Provided data:
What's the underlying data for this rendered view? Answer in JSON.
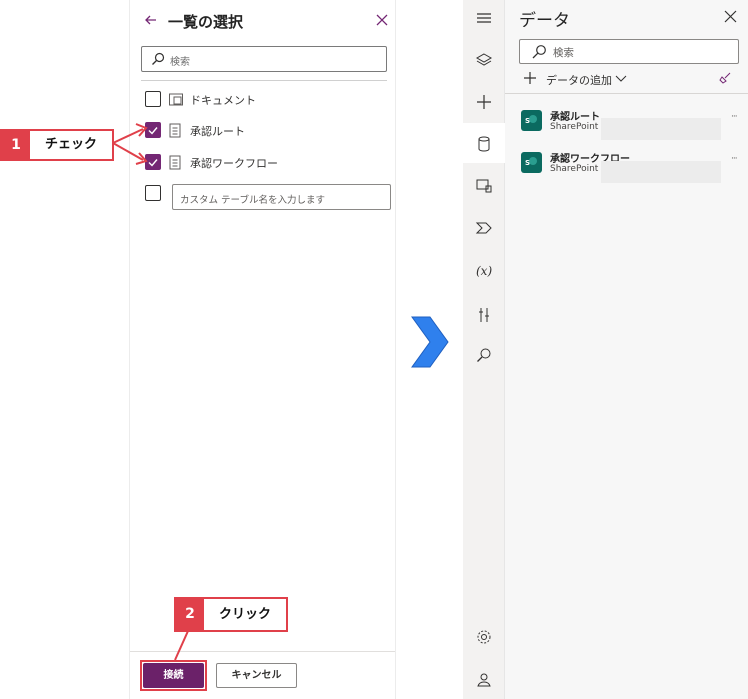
{
  "left_panel": {
    "title": "一覧の選択",
    "search_placeholder": "検索",
    "items": [
      {
        "label": "ドキュメント",
        "checked": false
      },
      {
        "label": "承認ルート",
        "checked": true
      },
      {
        "label": "承認ワークフロー",
        "checked": true
      }
    ],
    "custom_placeholder": "カスタム テーブル名を入力します",
    "connect_label": "接続",
    "cancel_label": "キャンセル"
  },
  "callouts": [
    {
      "number": "1",
      "text": "チェック"
    },
    {
      "number": "2",
      "text": "クリック"
    }
  ],
  "data_panel": {
    "title": "データ",
    "search_placeholder": "検索",
    "add_data_label": "データの追加",
    "sources": [
      {
        "name": "承認ルート",
        "subtitle": "SharePoint -"
      },
      {
        "name": "承認ワークフロー",
        "subtitle": "SharePoint -"
      }
    ]
  },
  "colors": {
    "accent": "#742774",
    "callout": "#e0404a",
    "arrow": "#2f80ed",
    "sharepoint": "#0b6a60"
  }
}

Exercise:
Transcribe the records above exactly, omitting every picture they contain.

Answer to this problem:
What's the underlying data for this rendered view? Answer in JSON.
{
  "left_panel": {
    "title": "一覧の選択",
    "search_placeholder": "検索",
    "items": [
      {
        "label": "ドキュメント",
        "checked": false
      },
      {
        "label": "承認ルート",
        "checked": true
      },
      {
        "label": "承認ワークフロー",
        "checked": true
      }
    ],
    "custom_placeholder": "カスタム テーブル名を入力します",
    "connect_label": "接続",
    "cancel_label": "キャンセル"
  },
  "callouts": [
    {
      "number": "1",
      "text": "チェック"
    },
    {
      "number": "2",
      "text": "クリック"
    }
  ],
  "data_panel": {
    "title": "データ",
    "search_placeholder": "検索",
    "add_data_label": "データの追加",
    "sources": [
      {
        "name": "承認ルート",
        "subtitle": "SharePoint -"
      },
      {
        "name": "承認ワークフロー",
        "subtitle": "SharePoint -"
      }
    ]
  },
  "colors": {
    "accent": "#742774",
    "callout": "#e0404a",
    "arrow": "#2f80ed",
    "sharepoint": "#0b6a60"
  }
}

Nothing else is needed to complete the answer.